- **TASK BRIEF**
Extract each line from the entries below that has the string "JSON" in it.
******************************
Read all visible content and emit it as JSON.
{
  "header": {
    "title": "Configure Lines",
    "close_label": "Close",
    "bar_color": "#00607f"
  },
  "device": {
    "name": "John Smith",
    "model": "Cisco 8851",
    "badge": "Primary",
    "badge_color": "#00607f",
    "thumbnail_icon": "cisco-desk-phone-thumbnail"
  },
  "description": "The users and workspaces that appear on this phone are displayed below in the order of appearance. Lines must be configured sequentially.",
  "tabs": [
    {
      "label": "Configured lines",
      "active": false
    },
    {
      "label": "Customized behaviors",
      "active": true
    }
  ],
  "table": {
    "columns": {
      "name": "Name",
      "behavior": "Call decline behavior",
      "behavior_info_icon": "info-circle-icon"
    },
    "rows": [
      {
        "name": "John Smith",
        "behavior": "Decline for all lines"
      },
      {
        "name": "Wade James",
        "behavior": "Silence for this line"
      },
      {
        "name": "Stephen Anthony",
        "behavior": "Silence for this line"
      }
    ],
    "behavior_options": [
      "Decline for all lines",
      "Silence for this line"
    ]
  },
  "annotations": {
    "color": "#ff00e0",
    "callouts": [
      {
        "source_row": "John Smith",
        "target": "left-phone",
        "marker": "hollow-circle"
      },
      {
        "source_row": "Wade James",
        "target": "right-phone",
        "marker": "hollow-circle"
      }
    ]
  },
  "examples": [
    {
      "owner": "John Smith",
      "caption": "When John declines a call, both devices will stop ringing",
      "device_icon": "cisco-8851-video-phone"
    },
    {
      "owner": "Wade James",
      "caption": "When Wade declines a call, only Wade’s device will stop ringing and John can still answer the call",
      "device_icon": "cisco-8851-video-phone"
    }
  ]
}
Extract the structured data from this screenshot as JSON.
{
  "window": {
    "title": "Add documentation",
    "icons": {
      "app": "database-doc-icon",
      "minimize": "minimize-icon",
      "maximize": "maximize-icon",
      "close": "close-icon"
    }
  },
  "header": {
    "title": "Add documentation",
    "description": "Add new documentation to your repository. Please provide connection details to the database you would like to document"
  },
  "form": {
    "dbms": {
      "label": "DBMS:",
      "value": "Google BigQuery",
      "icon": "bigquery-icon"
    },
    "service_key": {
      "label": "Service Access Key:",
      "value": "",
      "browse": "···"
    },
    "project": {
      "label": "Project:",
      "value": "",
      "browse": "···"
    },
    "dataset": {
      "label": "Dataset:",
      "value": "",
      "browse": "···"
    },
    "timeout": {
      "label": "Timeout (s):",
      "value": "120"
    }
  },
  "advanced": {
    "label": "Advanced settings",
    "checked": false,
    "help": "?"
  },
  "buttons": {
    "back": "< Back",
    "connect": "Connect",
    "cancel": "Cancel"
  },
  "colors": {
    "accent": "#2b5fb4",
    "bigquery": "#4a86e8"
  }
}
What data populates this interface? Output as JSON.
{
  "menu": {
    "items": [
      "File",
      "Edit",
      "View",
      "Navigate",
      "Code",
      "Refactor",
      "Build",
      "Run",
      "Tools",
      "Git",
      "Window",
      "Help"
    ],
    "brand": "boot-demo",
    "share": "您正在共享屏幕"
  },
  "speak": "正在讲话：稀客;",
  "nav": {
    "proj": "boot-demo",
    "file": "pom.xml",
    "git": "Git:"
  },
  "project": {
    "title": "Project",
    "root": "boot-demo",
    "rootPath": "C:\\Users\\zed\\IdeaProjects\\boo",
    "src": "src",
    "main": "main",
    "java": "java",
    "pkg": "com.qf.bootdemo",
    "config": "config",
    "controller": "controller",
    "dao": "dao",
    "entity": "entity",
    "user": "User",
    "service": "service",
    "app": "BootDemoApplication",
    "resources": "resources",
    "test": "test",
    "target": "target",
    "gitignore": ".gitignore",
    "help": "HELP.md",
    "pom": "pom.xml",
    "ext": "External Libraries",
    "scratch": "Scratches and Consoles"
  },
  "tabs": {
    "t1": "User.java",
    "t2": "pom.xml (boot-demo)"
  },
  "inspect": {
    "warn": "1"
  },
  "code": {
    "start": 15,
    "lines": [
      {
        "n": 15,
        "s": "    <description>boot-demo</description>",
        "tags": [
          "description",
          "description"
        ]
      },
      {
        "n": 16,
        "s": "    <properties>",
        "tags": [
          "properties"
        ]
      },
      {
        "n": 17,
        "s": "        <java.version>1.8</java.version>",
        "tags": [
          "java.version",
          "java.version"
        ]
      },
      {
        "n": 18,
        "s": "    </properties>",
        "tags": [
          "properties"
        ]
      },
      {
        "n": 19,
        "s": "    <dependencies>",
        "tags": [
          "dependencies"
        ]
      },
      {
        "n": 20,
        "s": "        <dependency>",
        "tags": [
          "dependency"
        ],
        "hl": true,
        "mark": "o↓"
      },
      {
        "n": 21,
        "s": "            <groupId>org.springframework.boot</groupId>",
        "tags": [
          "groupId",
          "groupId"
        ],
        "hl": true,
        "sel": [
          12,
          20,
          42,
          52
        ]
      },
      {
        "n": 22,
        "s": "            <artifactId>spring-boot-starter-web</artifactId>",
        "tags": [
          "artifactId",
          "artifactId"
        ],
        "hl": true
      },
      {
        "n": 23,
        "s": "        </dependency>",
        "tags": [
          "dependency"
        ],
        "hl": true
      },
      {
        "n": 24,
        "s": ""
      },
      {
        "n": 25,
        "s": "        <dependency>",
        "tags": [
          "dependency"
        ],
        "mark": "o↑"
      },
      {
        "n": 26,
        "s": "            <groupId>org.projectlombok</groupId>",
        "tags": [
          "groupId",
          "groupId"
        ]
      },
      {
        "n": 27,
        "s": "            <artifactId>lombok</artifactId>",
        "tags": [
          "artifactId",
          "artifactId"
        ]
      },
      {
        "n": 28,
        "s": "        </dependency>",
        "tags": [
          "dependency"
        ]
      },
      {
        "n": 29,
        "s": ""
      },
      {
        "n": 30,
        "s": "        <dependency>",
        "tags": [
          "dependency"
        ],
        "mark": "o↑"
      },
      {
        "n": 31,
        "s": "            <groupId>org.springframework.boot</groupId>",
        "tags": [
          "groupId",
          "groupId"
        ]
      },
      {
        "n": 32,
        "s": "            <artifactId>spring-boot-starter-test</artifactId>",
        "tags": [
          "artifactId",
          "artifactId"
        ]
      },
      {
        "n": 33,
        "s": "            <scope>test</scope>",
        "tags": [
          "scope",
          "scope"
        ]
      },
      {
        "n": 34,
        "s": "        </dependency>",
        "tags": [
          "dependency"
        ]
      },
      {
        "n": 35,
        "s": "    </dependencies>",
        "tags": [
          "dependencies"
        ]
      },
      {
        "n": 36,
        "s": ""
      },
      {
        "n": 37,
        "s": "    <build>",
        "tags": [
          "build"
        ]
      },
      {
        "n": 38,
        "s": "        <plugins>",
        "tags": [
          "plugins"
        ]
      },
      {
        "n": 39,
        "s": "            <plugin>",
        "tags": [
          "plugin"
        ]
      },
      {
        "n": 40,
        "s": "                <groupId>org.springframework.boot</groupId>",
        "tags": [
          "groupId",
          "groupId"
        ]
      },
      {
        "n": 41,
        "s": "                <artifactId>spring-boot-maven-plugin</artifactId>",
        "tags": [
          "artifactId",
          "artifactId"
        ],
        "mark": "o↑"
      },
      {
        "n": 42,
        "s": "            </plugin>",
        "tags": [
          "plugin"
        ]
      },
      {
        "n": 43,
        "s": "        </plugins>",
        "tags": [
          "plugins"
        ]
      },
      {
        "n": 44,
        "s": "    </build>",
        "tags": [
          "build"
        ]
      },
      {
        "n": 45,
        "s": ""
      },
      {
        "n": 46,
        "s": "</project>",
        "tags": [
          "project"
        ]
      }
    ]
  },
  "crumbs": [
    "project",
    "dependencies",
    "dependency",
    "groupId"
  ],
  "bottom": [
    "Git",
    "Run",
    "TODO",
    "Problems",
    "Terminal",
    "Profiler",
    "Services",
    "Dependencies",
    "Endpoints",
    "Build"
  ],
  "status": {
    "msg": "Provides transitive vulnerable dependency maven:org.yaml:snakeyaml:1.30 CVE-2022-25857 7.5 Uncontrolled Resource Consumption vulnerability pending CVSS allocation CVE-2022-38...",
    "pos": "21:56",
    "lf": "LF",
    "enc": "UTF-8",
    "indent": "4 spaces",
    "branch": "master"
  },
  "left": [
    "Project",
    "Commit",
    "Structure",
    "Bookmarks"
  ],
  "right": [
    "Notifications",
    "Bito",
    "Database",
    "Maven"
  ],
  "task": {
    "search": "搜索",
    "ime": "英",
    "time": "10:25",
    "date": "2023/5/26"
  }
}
******************************
- **FINISHED ANSWER**
Read all visible content and emit it as JSON.
Extract the structured data from this screenshot as JSON.
What data populates this interface? Output as JSON.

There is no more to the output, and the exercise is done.